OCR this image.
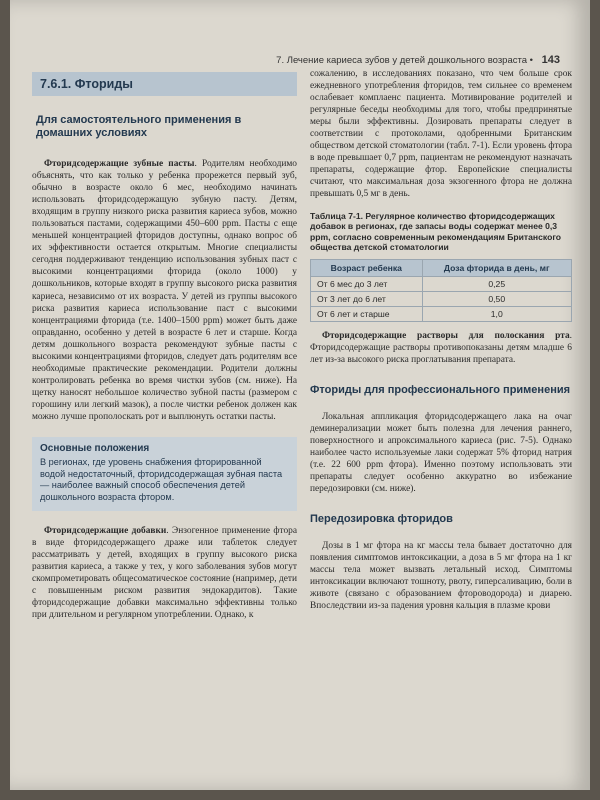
7. Лечение кариеса зубов у детей дошкольного возраста • 143
7.6.1. Фториды
Для самостоятельного применения в домашних условиях

Фторидсодержащие зубные пасты. Родителям необходимо объяснять, что как только у ребенка прорежется первый зуб, обычно в возрасте около 6 мес, необходимо начинать использовать фторидсодержащую зубную пасту. Детям, входящим в группу низкого риска развития кариеса зубов, можно пользоваться пастами, содержащими 450–600 ppm. Пасты с еще меньшей концентрацией фторидов доступны, однако вопрос об их эффективности остается открытым. Многие специалисты сегодня поддерживают тенденцию использования зубных паст с высокими концентрациями фторида (около 1000) у дошкольников, которые входят в группу высокого риска развития кариеса, независимо от их возраста. У детей из группы высокого риска развития кариеса использование паст с высокими концентрациями фторида (т.е. 1400–1500 ppm) может быть даже оправданно, особенно у детей в возрасте 6 лет и старше. Когда детям дошкольного возраста рекомендуют зубные пасты с высокими концентрациями фторидов, следует дать родителям все необходимые практические рекомендации. Родители должны контролировать ребенка во время чистки зубов (см. ниже). На щетку наносят небольшое количество зубной пасты (размером с горошину или легкий мазок), а после чистки ребенок должен как можно лучше прополоскать рот и выплюнуть остатки пасты.

Основные положения
В регионах, где уровень снабжения фторированной водой недостаточный, фторидсодержащая зубная паста — наиболее важный способ обеспечения детей дошкольного возраста фтором.

Фторидсодержащие добавки. Энзогенное применение фтора в виде фторидсодержащего драже или таблеток следует рассматривать у детей, входящих в группу высокого риска развития кариеса, а также у тех, у кого заболевания зубов могут скомпрометировать общесоматическое состояние (например, дети с повышенным риском развития эндокардитов). Такие фторидсодержащие добавки максимально эффективны только при длительном и регулярном употреблении. Однако, к

сожалению, в исследованиях показано, что чем больше срок ежедневного употребления фторидов, тем сильнее со временем ослабевает комплаенс пациента. Мотивирование родителей и регулярные беседы необходимы для того, чтобы предпринятые меры были эффективны. Дозировать препараты следует в соответствии с протоколами, одобренными Британским обществом детской стоматологии (табл. 7-1). Если уровень фтора в воде превышает 0,7 ppm, пациентам не рекомендуют назначать препараты, содержащие фтор. Европейские специалисты считают, что максимальная доза экзогенного фтора не должна превышать 0,5 мг в день.

Таблица 7-1. Регулярное количество фторидсодержащих добавок в регионах, где запасы воды содержат менее 0,3 ppm, согласно современным рекомендациям Британского общества детской стоматологии
Возраст ребенка	Доза фторида в день, мг
От 6 мес до 3 лет	0,25
От 3 лет до 6 лет	0,50
От 6 лет и старше	1,0

Фторидсодержащие растворы для полоскания рта. Фторидсодержащие растворы противопоказаны детям младше 6 лет из-за высокого риска проглатывания препарата.

Фториды для профессионального применения

Локальная аппликация фторидсодержащего лака на очаг деминерализации может быть полезна для лечения раннего, поверхностного и апроксимального кариеса (рис. 7-5). Однако наиболее часто используемые лаки содержат 5% фторид натрия (т.е. 22 600 ppm фтора). Именно поэтому использовать эти препараты следует особенно аккуратно во избежание передозировки (см. ниже).

Передозировка фторидов

Дозы в 1 мг фтора на кг массы тела бывает достаточно для появления симптомов интоксикации, а доза в 5 мг фтора на 1 кг массы тела может вызвать летальный исход. Симптомы интоксикации включают тошноту, рвоту, гиперсаливацию, боли в животе (связано с образованием фтороводорода) и диарею. Впоследствии из-за падения уровня кальция в плазме крови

> **PROBLEM TO SOLVE**
Print the complete listing exactly as it stands, without its pictures.

> **WORKED ANSWER**
OCR this image.
7. Лечение кариеса зубов у детей дошкольного возраста • 143
7.6.1. Фториды
Для самостоятельного применения в домашних условиях

Фторидсодержащие зубные пасты. Родителям необходимо объяснять, что как только у ребенка прорежется первый зуб, обычно в возрасте около 6 мес, необходимо начинать использовать фторидсодержащую зубную пасту. Детям, входящим в группу низкого риска развития кариеса зубов, можно пользоваться пастами, содержащими 450–600 ppm. Пасты с еще меньшей концентрацией фторидов доступны, однако вопрос об их эффективности остается открытым. Многие специалисты сегодня поддерживают тенденцию использования зубных паст с высокими концентрациями фторида (около 1000) у дошкольников, которые входят в группу высокого риска развития кариеса, независимо от их возраста. У детей из группы высокого риска развития кариеса использование паст с высокими концентрациями фторида (т.е. 1400–1500 ppm) может быть даже оправданно, особенно у детей в возрасте 6 лет и старше. Когда детям дошкольного возраста рекомендуют зубные пасты с высокими концентрациями фторидов, следует дать родителям все необходимые практические рекомендации. Родители должны контролировать ребенка во время чистки зубов (см. ниже). На щетку наносят небольшое количество зубной пасты (размером с горошину или легкий мазок), а после чистки ребенок должен как можно лучше прополоскать рот и выплюнуть остатки пасты.

Основные положения
В регионах, где уровень снабжения фторированной водой недостаточный, фторидсодержащая зубная паста — наиболее важный способ обеспечения детей дошкольного возраста фтором.

Фторидсодержащие добавки. Энзогенное применение фтора в виде фторидсодержащего драже или таблеток следует рассматривать у детей, входящих в группу высокого риска развития кариеса, а также у тех, у кого заболевания зубов могут скомпрометировать общесоматическое состояние (например, дети с повышенным риском развития эндокардитов). Такие фторидсодержащие добавки максимально эффективны только при длительном и регулярном употреблении. Однако, к

сожалению, в исследованиях показано, что чем больше срок ежедневного употребления фторидов, тем сильнее со временем ослабевает комплаенс пациента. Мотивирование родителей и регулярные беседы необходимы для того, чтобы предпринятые меры были эффективны. Дозировать препараты следует в соответствии с протоколами, одобренными Британским обществом детской стоматологии (табл. 7-1). Если уровень фтора в воде превышает 0,7 ppm, пациентам не рекомендуют назначать препараты, содержащие фтор. Европейские специалисты считают, что максимальная доза экзогенного фтора не должна превышать 0,5 мг в день.

Таблица 7-1. Регулярное количество фторидсодержащих добавок в регионах, где запасы воды содержат менее 0,3 ppm, согласно современным рекомендациям Британского общества детской стоматологии
Возраст ребенка	Доза фторида в день, мг
От 6 мес до 3 лет	0,25
От 3 лет до 6 лет	0,50
От 6 лет и старше	1,0

Фторидсодержащие растворы для полоскания рта. Фторидсодержащие растворы противопоказаны детям младше 6 лет из-за высокого риска проглатывания препарата.

Фториды для профессионального применения

Локальная аппликация фторидсодержащего лака на очаг деминерализации может быть полезна для лечения раннего, поверхностного и апроксимального кариеса (рис. 7-5). Однако наиболее часто используемые лаки содержат 5% фторид натрия (т.е. 22 600 ppm фтора). Именно поэтому использовать эти препараты следует особенно аккуратно во избежание передозировки (см. ниже).

Передозировка фторидов

Дозы в 1 мг фтора на кг массы тела бывает достаточно для появления симптомов интоксикации, а доза в 5 мг фтора на 1 кг массы тела может вызвать летальный исход. Симптомы интоксикации включают тошноту, рвоту, гиперсаливацию, боли в животе (связано с образованием фтороводорода) и диарею. Впоследствии из-за падения уровня кальция в плазме крови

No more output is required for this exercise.